━━ Supplied data

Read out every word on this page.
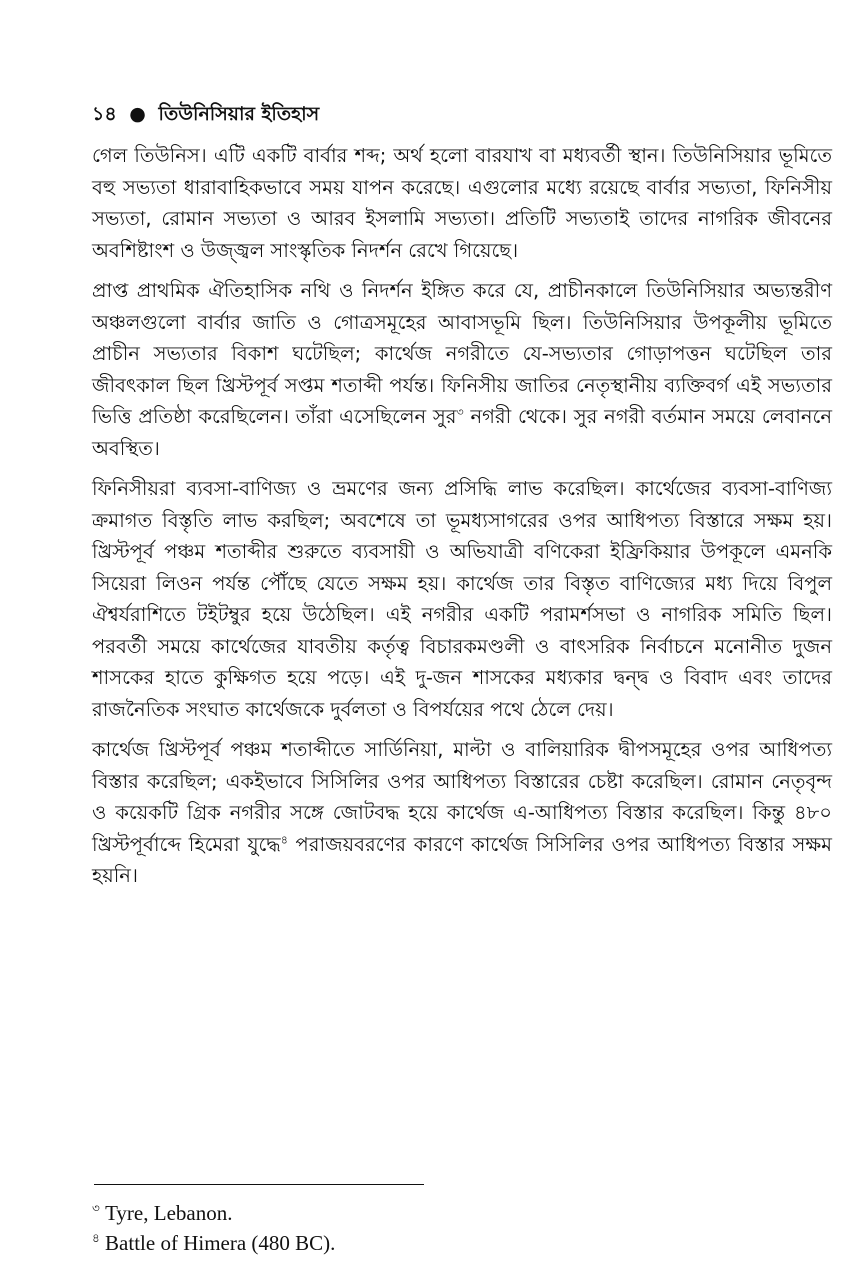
১৪ ● তিউনিসিয়ার ইতিহাস

গেল তিউনিস। এটি একটি বার্বার শব্দ; অর্থ হলো বারযাখ বা মধ্যবর্তী স্থান। তিউনিসিয়ার ভূমিতে বহু সভ্যতা ধারাবাহিকভাবে সময় যাপন করেছে। এগুলোর মধ্যে রয়েছে বার্বার সভ্যতা, ফিনিসীয় সভ্যতা, রোমান সভ্যতা ও আরব ইসলামি সভ্যতা। প্রতিটি সভ্যতাই তাদের নাগরিক জীবনের অবশিষ্টাংশ ও উজ্জ্বল সাংস্কৃতিক নিদর্শন রেখে গিয়েছে।

প্রাপ্ত প্রাথমিক ঐতিহাসিক নথি ও নিদর্শন ইঙ্গিত করে যে, প্রাচীনকালে তিউনিসিয়ার অভ্যন্তরীণ অঞ্চলগুলো বার্বার জাতি ও গোত্রসমূহের আবাসভূমি ছিল। তিউনিসিয়ার উপকূলীয় ভূমিতে প্রাচীন সভ্যতার বিকাশ ঘটেছিল; কার্থেজ নগরীতে যে-সভ্যতার গোড়াপত্তন ঘটেছিল তার জীবৎকাল ছিল খ্রিস্টপূর্ব সপ্তম শতাব্দী পর্যন্ত। ফিনিসীয় জাতির নেতৃস্থানীয় ব্যক্তিবর্গ এই সভ্যতার ভিত্তি প্রতিষ্ঠা করেছিলেন। তাঁরা এসেছিলেন সুর$^৩$ নগরী থেকে। সুর নগরী বর্তমান সময়ে লেবাননে অবস্থিত।

ফিনিসীয়রা ব্যবসা-বাণিজ্য ও ভ্রমণের জন্য প্রসিদ্ধি লাভ করেছিল। কার্থেজের ব্যবসা-বাণিজ্য ক্রমাগত বিস্তৃতি লাভ করছিল; অবশেষে তা ভূমধ্যসাগরের ওপর আধিপত্য বিস্তারে সক্ষম হয়। খ্রিস্টপূর্ব পঞ্চম শতাব্দীর শুরুতে ব্যবসায়ী ও অভিযাত্রী বণিকেরা ইফ্রিকিয়ার উপকূলে এমনকি সিয়েরা লিওন পর্যন্ত পৌঁছে যেতে সক্ষম হয়। কার্থেজ তার বিস্তৃত বাণিজ্যের মধ্য দিয়ে বিপুল ঐশ্বর্যরাশিতে টইটম্বুর হয়ে উঠেছিল। এই নগরীর একটি পরামর্শসভা ও নাগরিক সমিতি ছিল। পরবর্তী সময়ে কার্থেজের যাবতীয় কর্তৃত্ব বিচারকমণ্ডলী ও বাৎসরিক নির্বাচনে মনোনীত দুজন শাসকের হাতে কুক্ষিগত হয়ে পড়ে। এই দু-জন শাসকের মধ্যকার দ্বন্দ্ব ও বিবাদ এবং তাদের রাজনৈতিক সংঘাত কার্থেজকে দুর্বলতা ও বিপর্যয়ের পথে ঠেলে দেয়।

কার্থেজ খ্রিস্টপূর্ব পঞ্চম শতাব্দীতে সার্ডিনিয়া, মাল্টা ও বালিয়ারিক দ্বীপসমূহের ওপর আধিপত্য বিস্তার করেছিল; একইভাবে সিসিলির ওপর আধিপত্য বিস্তারের চেষ্টা করেছিল। রোমান নেতৃবৃন্দ ও কয়েকটি গ্রিক নগরীর সঙ্গে জোটবদ্ধ হয়ে কার্থেজ এ-আধিপত্য বিস্তার করেছিল। কিন্তু ৪৮০ খ্রিস্টপূর্বাব্দে হিমেরা যুদ্ধে$^৪$ পরাজয়বরণের কারণে কার্থেজ সিসিলির ওপর আধিপত্য বিস্তার সক্ষম হয়নি।

$^৩$ Tyre, Lebanon.
$^৪$ Battle of Himera (480 BC).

━━━━

> **What the task asks**: Repeat the records in full, exactly as they appear, without the pictures.

> **Task answer**:
Read out every word on this page.
১৪ ● তিউনিসিয়ার ইতিহাস

গেল তিউনিস। এটি একটি বার্বার শব্দ; অর্থ হলো বারযাখ বা মধ্যবর্তী স্থান। তিউনিসিয়ার ভূমিতে বহু সভ্যতা ধারাবাহিকভাবে সময় যাপন করেছে। এগুলোর মধ্যে রয়েছে বার্বার সভ্যতা, ফিনিসীয় সভ্যতা, রোমান সভ্যতা ও আরব ইসলামি সভ্যতা। প্রতিটি সভ্যতাই তাদের নাগরিক জীবনের অবশিষ্টাংশ ও উজ্জ্বল সাংস্কৃতিক নিদর্শন রেখে গিয়েছে।

প্রাপ্ত প্রাথমিক ঐতিহাসিক নথি ও নিদর্শন ইঙ্গিত করে যে, প্রাচীনকালে তিউনিসিয়ার অভ্যন্তরীণ অঞ্চলগুলো বার্বার জাতি ও গোত্রসমূহের আবাসভূমি ছিল। তিউনিসিয়ার উপকূলীয় ভূমিতে প্রাচীন সভ্যতার বিকাশ ঘটেছিল; কার্থেজ নগরীতে যে-সভ্যতার গোড়াপত্তন ঘটেছিল তার জীবৎকাল ছিল খ্রিস্টপূর্ব সপ্তম শতাব্দী পর্যন্ত। ফিনিসীয় জাতির নেতৃস্থানীয় ব্যক্তিবর্গ এই সভ্যতার ভিত্তি প্রতিষ্ঠা করেছিলেন। তাঁরা এসেছিলেন সুর$^৩$ নগরী থেকে। সুর নগরী বর্তমান সময়ে লেবাননে অবস্থিত।

ফিনিসীয়রা ব্যবসা-বাণিজ্য ও ভ্রমণের জন্য প্রসিদ্ধি লাভ করেছিল। কার্থেজের ব্যবসা-বাণিজ্য ক্রমাগত বিস্তৃতি লাভ করছিল; অবশেষে তা ভূমধ্যসাগরের ওপর আধিপত্য বিস্তারে সক্ষম হয়। খ্রিস্টপূর্ব পঞ্চম শতাব্দীর শুরুতে ব্যবসায়ী ও অভিযাত্রী বণিকেরা ইফ্রিকিয়ার উপকূলে এমনকি সিয়েরা লিওন পর্যন্ত পৌঁছে যেতে সক্ষম হয়। কার্থেজ তার বিস্তৃত বাণিজ্যের মধ্য দিয়ে বিপুল ঐশ্বর্যরাশিতে টইটম্বুর হয়ে উঠেছিল। এই নগরীর একটি পরামর্শসভা ও নাগরিক সমিতি ছিল। পরবর্তী সময়ে কার্থেজের যাবতীয় কর্তৃত্ব বিচারকমণ্ডলী ও বাৎসরিক নির্বাচনে মনোনীত দুজন শাসকের হাতে কুক্ষিগত হয়ে পড়ে। এই দু-জন শাসকের মধ্যকার দ্বন্দ্ব ও বিবাদ এবং তাদের রাজনৈতিক সংঘাত কার্থেজকে দুর্বলতা ও বিপর্যয়ের পথে ঠেলে দেয়।

কার্থেজ খ্রিস্টপূর্ব পঞ্চম শতাব্দীতে সার্ডিনিয়া, মাল্টা ও বালিয়ারিক দ্বীপসমূহের ওপর আধিপত্য বিস্তার করেছিল; একইভাবে সিসিলির ওপর আধিপত্য বিস্তারের চেষ্টা করেছিল। রোমান নেতৃবৃন্দ ও কয়েকটি গ্রিক নগরীর সঙ্গে জোটবদ্ধ হয়ে কার্থেজ এ-আধিপত্য বিস্তার করেছিল। কিন্তু ৪৮০ খ্রিস্টপূর্বাব্দে হিমেরা যুদ্ধে$^৪$ পরাজয়বরণের কারণে কার্থেজ সিসিলির ওপর আধিপত্য বিস্তার সক্ষম হয়নি।

$^৩$ Tyre, Lebanon.
$^৪$ Battle of Himera (480 BC).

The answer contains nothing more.